** To do **
Select all lines holding the word "issue" from the entries that follow.

** Data provided **

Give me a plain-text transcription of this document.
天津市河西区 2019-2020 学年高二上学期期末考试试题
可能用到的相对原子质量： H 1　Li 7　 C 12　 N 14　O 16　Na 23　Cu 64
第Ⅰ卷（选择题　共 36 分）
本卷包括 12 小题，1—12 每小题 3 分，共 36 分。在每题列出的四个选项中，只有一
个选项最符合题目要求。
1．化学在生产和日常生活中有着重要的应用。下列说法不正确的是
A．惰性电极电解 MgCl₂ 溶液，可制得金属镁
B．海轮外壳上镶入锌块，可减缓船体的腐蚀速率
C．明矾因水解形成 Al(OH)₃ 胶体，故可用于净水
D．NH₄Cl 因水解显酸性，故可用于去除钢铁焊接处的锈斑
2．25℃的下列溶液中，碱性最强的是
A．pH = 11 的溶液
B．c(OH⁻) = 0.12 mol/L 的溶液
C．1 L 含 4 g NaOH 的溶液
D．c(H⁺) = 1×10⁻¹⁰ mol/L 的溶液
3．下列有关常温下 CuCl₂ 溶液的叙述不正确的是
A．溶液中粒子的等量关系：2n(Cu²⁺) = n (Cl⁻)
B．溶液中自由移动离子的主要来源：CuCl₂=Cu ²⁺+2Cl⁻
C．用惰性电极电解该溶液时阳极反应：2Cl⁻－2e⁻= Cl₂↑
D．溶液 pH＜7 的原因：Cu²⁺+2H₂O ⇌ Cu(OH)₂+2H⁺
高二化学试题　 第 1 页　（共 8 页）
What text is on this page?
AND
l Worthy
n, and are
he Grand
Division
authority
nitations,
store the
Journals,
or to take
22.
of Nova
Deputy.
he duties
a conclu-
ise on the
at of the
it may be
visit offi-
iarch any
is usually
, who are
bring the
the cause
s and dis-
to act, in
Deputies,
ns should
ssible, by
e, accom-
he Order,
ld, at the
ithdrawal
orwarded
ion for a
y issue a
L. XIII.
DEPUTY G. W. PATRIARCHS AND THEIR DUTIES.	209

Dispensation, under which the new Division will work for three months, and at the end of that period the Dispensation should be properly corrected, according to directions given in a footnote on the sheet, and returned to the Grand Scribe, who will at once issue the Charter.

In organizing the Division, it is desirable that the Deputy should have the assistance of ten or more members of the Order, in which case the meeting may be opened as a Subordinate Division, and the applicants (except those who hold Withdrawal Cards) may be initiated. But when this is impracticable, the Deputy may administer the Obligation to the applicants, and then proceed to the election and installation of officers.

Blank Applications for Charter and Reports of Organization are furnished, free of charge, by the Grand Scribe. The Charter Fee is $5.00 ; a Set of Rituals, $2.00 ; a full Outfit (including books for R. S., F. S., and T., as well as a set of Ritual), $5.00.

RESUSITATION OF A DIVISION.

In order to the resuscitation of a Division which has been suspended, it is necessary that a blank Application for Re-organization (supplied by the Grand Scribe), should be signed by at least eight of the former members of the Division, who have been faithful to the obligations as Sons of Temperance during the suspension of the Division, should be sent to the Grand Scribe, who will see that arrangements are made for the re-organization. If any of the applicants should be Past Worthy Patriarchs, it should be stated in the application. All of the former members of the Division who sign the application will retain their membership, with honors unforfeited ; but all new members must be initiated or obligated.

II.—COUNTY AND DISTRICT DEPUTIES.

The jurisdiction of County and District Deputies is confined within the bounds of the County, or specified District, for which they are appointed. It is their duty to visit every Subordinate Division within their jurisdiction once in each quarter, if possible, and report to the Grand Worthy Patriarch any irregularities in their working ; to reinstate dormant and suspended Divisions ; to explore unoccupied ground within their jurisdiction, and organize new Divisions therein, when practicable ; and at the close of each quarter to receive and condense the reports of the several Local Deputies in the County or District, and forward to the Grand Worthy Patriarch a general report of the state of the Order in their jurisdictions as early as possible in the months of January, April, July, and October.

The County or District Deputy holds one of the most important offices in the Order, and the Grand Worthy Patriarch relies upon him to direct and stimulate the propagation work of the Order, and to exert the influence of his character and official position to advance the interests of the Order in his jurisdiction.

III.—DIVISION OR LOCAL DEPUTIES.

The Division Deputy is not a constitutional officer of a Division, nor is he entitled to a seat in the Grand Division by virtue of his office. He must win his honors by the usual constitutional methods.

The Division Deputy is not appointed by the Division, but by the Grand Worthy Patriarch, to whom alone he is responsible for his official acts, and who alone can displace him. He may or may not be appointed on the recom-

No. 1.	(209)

** Answer in full **
y issue a
Dispensation, under which the new Division will work for three months, and at the end of that period the Dispensation should be properly corrected, according to directions given in a footnote on the sheet, and returned to the Grand Scribe, who will at once issue the Charter.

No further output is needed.